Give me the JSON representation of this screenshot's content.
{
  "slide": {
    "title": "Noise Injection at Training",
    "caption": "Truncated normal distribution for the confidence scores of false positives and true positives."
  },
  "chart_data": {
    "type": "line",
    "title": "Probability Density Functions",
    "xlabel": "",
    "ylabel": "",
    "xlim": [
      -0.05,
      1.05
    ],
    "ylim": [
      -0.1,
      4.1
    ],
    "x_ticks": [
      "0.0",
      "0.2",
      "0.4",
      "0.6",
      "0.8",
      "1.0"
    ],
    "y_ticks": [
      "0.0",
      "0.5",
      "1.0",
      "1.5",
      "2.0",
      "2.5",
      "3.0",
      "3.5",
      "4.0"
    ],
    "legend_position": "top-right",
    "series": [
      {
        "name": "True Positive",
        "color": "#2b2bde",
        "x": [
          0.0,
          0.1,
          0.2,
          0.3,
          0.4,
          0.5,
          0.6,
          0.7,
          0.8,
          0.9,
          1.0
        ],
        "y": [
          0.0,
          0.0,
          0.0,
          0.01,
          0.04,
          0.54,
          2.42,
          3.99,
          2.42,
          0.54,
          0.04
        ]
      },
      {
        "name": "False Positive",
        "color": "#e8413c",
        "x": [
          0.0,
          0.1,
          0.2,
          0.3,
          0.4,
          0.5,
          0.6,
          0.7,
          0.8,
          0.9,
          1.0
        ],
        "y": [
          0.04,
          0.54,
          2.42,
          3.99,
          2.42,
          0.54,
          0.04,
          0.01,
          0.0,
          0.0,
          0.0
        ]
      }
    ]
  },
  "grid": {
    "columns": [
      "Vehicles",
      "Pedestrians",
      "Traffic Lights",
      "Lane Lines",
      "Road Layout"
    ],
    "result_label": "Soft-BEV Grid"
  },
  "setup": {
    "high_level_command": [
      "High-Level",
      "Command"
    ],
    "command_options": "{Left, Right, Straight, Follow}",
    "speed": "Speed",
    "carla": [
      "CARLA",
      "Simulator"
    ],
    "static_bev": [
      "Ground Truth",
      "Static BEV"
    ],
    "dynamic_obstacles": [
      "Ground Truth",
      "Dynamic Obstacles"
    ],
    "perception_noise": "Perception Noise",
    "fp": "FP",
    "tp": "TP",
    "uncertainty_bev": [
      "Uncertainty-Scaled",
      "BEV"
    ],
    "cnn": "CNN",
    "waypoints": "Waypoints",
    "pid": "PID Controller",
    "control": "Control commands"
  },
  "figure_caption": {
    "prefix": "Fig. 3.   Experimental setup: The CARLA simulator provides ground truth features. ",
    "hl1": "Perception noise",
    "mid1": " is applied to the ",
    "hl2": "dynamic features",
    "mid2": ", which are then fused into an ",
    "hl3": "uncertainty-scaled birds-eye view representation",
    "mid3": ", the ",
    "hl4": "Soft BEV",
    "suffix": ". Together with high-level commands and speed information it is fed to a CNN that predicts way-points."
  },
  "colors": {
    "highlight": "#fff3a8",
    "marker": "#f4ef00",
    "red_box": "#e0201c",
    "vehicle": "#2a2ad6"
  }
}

◇ ◇ ◇ ◇ ◇

» EXERCISE DIRECTIONS
Return the listing above word for word.

» WORKED SOLUTION
Give me the JSON representation of this screenshot's content.
{
  "slide": {
    "title": "Noise Injection at Training",
    "caption": "Truncated normal distribution for the confidence scores of false positives and true positives."
  },
  "chart_data": {
    "type": "line",
    "title": "Probability Density Functions",
    "xlabel": "",
    "ylabel": "",
    "xlim": [
      -0.05,
      1.05
    ],
    "ylim": [
      -0.1,
      4.1
    ],
    "x_ticks": [
      "0.0",
      "0.2",
      "0.4",
      "0.6",
      "0.8",
      "1.0"
    ],
    "y_ticks": [
      "0.0",
      "0.5",
      "1.0",
      "1.5",
      "2.0",
      "2.5",
      "3.0",
      "3.5",
      "4.0"
    ],
    "legend_position": "top-right",
    "series": [
      {
        "name": "True Positive",
        "color": "#2b2bde",
        "x": [
          0.0,
          0.1,
          0.2,
          0.3,
          0.4,
          0.5,
          0.6,
          0.7,
          0.8,
          0.9,
          1.0
        ],
        "y": [
          0.0,
          0.0,
          0.0,
          0.01,
          0.04,
          0.54,
          2.42,
          3.99,
          2.42,
          0.54,
          0.04
        ]
      },
      {
        "name": "False Positive",
        "color": "#e8413c",
        "x": [
          0.0,
          0.1,
          0.2,
          0.3,
          0.4,
          0.5,
          0.6,
          0.7,
          0.8,
          0.9,
          1.0
        ],
        "y": [
          0.04,
          0.54,
          2.42,
          3.99,
          2.42,
          0.54,
          0.04,
          0.01,
          0.0,
          0.0,
          0.0
        ]
      }
    ]
  },
  "grid": {
    "columns": [
      "Vehicles",
      "Pedestrians",
      "Traffic Lights",
      "Lane Lines",
      "Road Layout"
    ],
    "result_label": "Soft-BEV Grid"
  },
  "setup": {
    "high_level_command": [
      "High-Level",
      "Command"
    ],
    "command_options": "{Left, Right, Straight, Follow}",
    "speed": "Speed",
    "carla": [
      "CARLA",
      "Simulator"
    ],
    "static_bev": [
      "Ground Truth",
      "Static BEV"
    ],
    "dynamic_obstacles": [
      "Ground Truth",
      "Dynamic Obstacles"
    ],
    "perception_noise": "Perception Noise",
    "fp": "FP",
    "tp": "TP",
    "uncertainty_bev": [
      "Uncertainty-Scaled",
      "BEV"
    ],
    "cnn": "CNN",
    "waypoints": "Waypoints",
    "pid": "PID Controller",
    "control": "Control commands"
  },
  "figure_caption": {
    "prefix": "Fig. 3.   Experimental setup: The CARLA simulator provides ground truth features. ",
    "hl1": "Perception noise",
    "mid1": " is applied to the ",
    "hl2": "dynamic features",
    "mid2": ", which are then fused into an ",
    "hl3": "uncertainty-scaled birds-eye view representation",
    "mid3": ", the ",
    "hl4": "Soft BEV",
    "suffix": ". Together with high-level commands and speed information it is fed to a CNN that predicts way-points."
  },
  "colors": {
    "highlight": "#fff3a8",
    "marker": "#f4ef00",
    "red_box": "#e0201c",
    "vehicle": "#2a2ad6"
  }
}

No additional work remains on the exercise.